** BEGIN Data provided **

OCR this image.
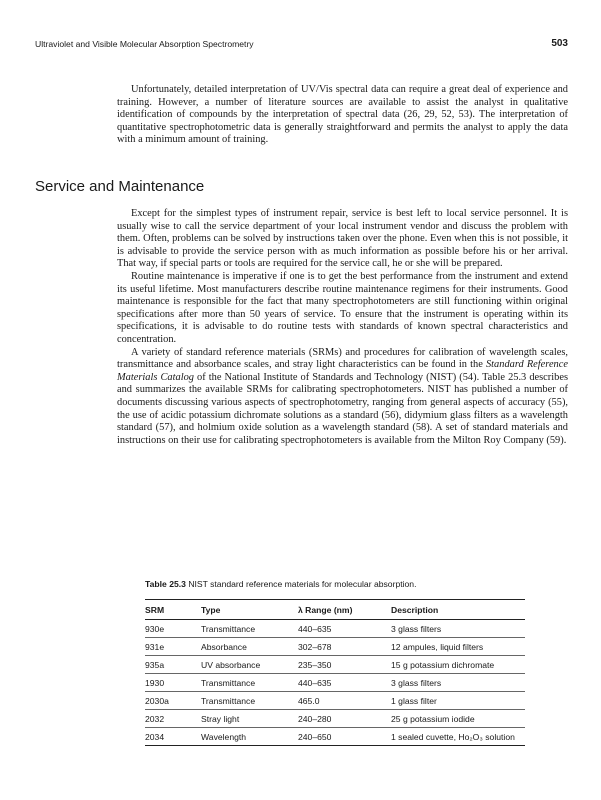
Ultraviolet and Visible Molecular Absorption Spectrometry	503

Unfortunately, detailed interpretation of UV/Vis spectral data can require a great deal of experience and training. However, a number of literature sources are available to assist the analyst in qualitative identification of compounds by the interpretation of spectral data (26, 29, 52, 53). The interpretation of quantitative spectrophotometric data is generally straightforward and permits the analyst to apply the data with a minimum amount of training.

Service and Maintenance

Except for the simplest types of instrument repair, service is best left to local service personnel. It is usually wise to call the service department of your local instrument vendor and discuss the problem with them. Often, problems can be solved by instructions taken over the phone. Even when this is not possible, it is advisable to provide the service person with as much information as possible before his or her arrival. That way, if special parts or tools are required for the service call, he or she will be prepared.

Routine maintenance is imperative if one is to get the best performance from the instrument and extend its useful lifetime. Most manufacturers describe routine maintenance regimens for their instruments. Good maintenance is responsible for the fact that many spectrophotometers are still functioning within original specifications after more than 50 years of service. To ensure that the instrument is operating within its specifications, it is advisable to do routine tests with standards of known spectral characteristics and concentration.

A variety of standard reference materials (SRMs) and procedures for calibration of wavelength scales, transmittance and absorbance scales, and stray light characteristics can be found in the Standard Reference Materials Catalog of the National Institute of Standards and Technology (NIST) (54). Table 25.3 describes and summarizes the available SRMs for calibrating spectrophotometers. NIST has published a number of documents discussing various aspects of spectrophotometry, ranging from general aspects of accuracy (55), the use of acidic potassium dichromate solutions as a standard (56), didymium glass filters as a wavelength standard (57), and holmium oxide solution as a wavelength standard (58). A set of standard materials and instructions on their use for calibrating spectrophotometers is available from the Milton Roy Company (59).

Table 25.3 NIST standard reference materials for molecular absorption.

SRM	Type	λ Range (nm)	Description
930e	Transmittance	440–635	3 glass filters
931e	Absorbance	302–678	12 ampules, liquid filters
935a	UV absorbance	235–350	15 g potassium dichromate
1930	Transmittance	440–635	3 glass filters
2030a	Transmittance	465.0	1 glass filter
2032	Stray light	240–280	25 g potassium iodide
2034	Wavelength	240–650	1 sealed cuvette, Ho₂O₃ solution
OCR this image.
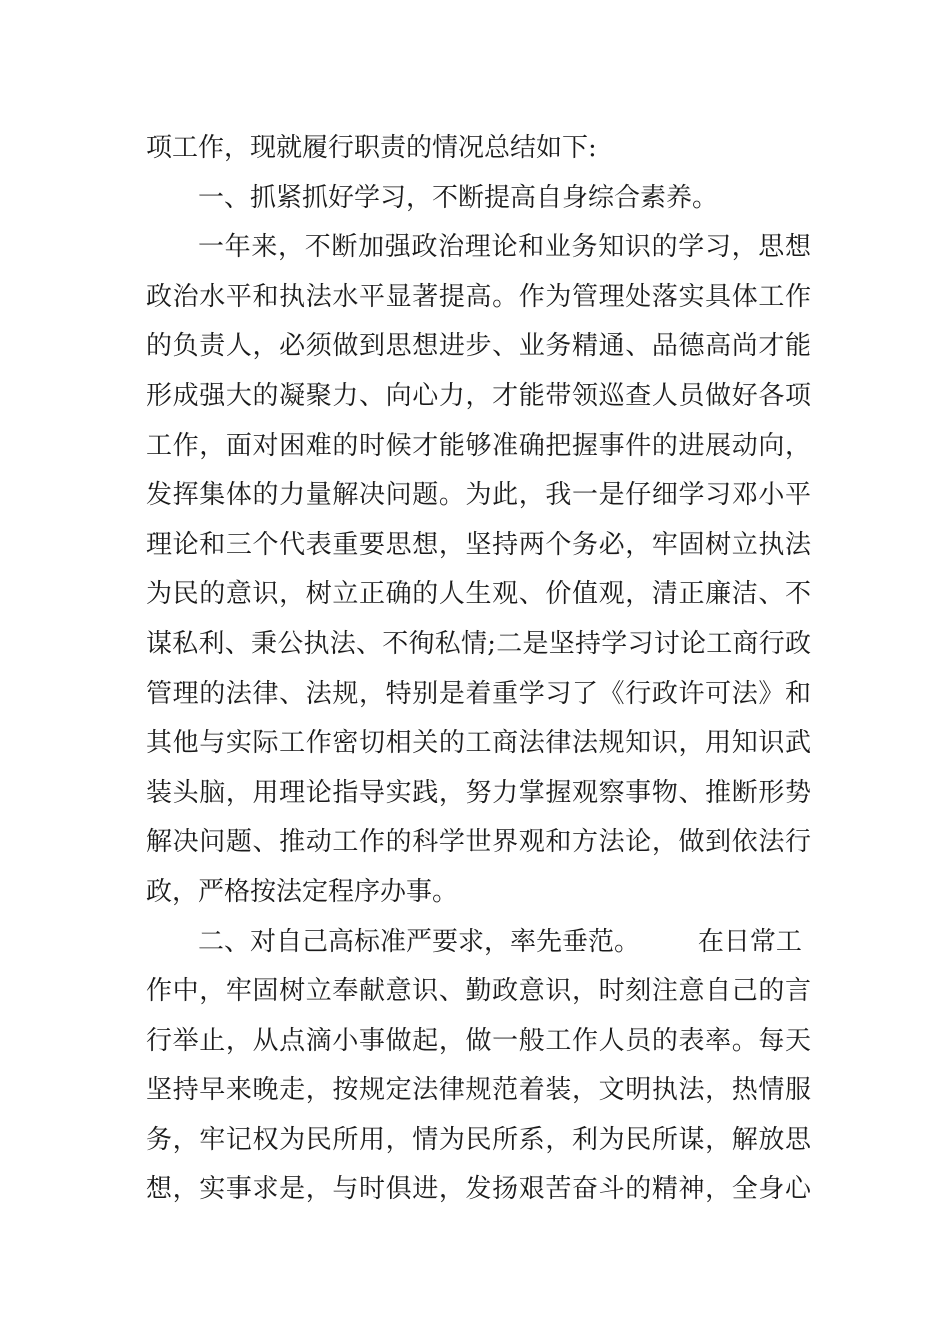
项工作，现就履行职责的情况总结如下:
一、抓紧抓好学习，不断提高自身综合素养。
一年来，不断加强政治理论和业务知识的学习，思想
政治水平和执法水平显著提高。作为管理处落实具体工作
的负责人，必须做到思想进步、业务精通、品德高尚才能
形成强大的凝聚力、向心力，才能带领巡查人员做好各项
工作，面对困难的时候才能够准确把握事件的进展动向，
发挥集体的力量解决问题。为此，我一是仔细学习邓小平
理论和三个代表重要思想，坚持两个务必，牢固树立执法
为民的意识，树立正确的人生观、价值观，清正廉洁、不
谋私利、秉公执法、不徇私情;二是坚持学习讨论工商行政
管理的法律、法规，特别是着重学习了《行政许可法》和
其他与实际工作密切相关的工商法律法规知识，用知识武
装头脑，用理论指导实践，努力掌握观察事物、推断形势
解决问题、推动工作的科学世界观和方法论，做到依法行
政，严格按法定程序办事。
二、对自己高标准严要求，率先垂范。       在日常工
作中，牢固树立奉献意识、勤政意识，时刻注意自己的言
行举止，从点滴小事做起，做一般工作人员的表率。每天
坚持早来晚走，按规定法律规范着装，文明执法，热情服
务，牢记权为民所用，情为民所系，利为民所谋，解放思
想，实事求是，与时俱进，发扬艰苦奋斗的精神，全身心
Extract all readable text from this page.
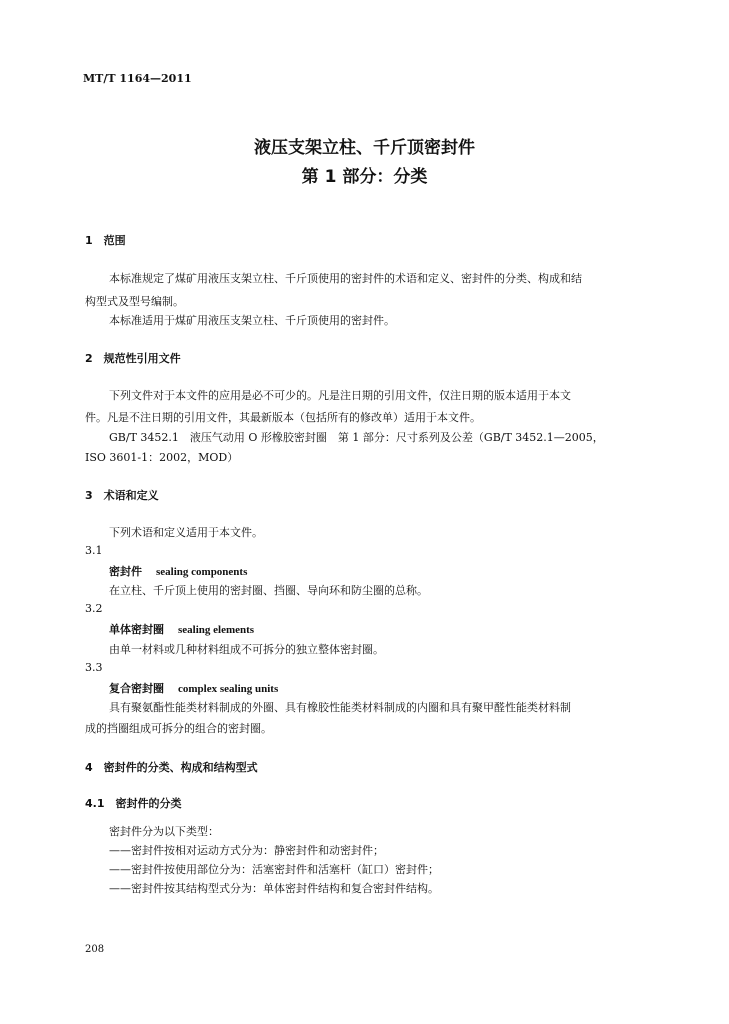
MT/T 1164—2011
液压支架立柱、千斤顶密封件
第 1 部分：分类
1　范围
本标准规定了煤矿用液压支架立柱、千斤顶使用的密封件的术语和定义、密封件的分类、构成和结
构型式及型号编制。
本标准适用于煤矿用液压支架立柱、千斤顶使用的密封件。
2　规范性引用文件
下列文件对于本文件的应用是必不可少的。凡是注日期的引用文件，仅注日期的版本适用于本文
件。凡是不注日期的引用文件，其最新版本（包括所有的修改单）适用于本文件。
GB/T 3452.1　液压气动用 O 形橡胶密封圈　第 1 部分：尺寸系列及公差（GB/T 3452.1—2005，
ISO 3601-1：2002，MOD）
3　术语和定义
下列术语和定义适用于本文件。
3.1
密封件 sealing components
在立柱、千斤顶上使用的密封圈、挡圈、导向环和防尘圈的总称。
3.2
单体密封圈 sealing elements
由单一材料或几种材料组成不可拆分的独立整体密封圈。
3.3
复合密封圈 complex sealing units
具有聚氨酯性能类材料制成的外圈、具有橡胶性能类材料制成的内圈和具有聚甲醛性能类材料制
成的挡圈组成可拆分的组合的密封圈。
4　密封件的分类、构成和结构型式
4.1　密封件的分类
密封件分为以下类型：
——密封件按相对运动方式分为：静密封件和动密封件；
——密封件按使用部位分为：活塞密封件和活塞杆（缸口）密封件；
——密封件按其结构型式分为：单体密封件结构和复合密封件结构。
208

** END Data provided **

◆ **Do this**: The copy should begin at the line containing "Extract all readable text from this page." and end at the last line of the data above; please restate those lines word for word without the pictures.

◆ **In response**:
Extract all readable text from this page.
MT/T 1164—2011
液压支架立柱、千斤顶密封件
第 1 部分：分类
1　范围
本标准规定了煤矿用液压支架立柱、千斤顶使用的密封件的术语和定义、密封件的分类、构成和结
构型式及型号编制。
本标准适用于煤矿用液压支架立柱、千斤顶使用的密封件。
2　规范性引用文件
下列文件对于本文件的应用是必不可少的。凡是注日期的引用文件，仅注日期的版本适用于本文
件。凡是不注日期的引用文件，其最新版本（包括所有的修改单）适用于本文件。
GB/T 3452.1　液压气动用 O 形橡胶密封圈　第 1 部分：尺寸系列及公差（GB/T 3452.1—2005，
ISO 3601-1：2002，MOD）
3　术语和定义
下列术语和定义适用于本文件。
3.1
密封件 sealing components
在立柱、千斤顶上使用的密封圈、挡圈、导向环和防尘圈的总称。
3.2
单体密封圈 sealing elements
由单一材料或几种材料组成不可拆分的独立整体密封圈。
3.3
复合密封圈 complex sealing units
具有聚氨酯性能类材料制成的外圈、具有橡胶性能类材料制成的内圈和具有聚甲醛性能类材料制
成的挡圈组成可拆分的组合的密封圈。
4　密封件的分类、构成和结构型式
4.1　密封件的分类
密封件分为以下类型：
——密封件按相对运动方式分为：静密封件和动密封件；
——密封件按使用部位分为：活塞密封件和活塞杆（缸口）密封件；
——密封件按其结构型式分为：单体密封件结构和复合密封件结构。
208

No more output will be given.